┌────────
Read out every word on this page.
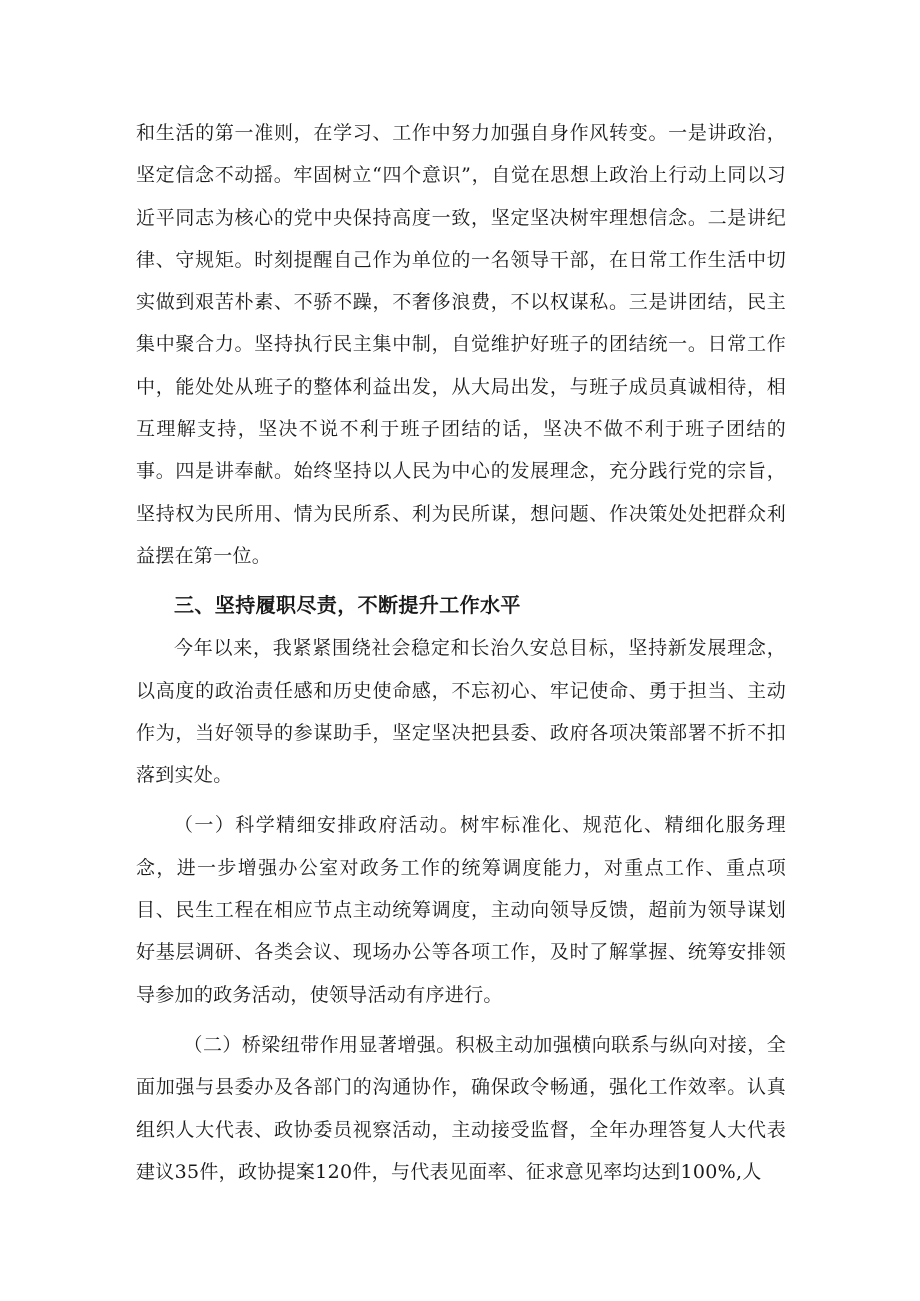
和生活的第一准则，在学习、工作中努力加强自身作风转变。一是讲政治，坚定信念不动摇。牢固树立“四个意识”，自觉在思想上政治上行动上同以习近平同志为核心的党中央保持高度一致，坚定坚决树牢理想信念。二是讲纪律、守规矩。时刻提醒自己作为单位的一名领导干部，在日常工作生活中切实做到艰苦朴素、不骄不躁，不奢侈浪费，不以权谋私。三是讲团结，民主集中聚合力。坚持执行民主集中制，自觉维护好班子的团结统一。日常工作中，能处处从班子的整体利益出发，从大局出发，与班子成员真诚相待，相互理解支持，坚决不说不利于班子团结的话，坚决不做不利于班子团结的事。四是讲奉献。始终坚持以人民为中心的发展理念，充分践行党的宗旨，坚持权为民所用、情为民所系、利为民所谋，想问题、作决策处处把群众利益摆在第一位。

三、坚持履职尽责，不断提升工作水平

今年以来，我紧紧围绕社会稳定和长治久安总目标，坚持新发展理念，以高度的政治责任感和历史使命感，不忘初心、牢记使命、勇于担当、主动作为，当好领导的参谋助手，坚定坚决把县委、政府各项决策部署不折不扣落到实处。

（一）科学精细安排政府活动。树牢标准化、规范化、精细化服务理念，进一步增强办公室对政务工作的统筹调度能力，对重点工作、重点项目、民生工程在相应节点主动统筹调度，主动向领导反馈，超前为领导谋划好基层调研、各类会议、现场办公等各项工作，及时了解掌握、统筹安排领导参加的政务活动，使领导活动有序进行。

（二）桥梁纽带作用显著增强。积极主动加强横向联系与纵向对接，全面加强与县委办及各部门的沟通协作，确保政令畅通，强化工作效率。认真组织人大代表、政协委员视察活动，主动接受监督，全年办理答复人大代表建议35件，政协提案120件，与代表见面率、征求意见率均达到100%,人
└────────
┌────────
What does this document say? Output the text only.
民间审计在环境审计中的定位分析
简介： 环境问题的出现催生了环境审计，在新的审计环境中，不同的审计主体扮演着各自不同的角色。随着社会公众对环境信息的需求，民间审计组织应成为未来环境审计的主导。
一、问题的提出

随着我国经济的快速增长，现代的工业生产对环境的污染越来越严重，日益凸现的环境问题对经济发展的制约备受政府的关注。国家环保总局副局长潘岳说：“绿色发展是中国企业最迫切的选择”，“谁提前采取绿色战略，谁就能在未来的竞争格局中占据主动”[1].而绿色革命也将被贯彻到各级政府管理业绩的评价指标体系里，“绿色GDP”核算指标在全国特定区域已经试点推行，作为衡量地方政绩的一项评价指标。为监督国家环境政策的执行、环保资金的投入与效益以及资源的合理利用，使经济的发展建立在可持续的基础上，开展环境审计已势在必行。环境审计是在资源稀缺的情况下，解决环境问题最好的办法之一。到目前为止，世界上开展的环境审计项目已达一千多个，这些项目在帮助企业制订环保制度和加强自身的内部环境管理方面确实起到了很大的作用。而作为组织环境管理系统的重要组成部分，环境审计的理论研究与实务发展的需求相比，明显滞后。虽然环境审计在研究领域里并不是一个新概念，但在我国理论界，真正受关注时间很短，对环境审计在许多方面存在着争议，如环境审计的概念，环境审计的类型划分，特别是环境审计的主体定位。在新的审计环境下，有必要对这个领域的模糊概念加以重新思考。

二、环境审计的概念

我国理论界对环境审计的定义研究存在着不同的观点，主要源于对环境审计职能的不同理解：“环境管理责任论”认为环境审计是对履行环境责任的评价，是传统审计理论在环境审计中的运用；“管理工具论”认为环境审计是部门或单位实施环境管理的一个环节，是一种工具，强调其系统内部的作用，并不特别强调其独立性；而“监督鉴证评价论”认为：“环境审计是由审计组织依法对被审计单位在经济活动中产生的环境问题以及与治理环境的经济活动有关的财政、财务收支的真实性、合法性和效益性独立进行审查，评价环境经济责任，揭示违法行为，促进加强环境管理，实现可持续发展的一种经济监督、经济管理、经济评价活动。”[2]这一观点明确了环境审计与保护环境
└────────
Problem statement: Say how many lines in the entries contain the string "this", and leave out everything else.

Completed exercise: 2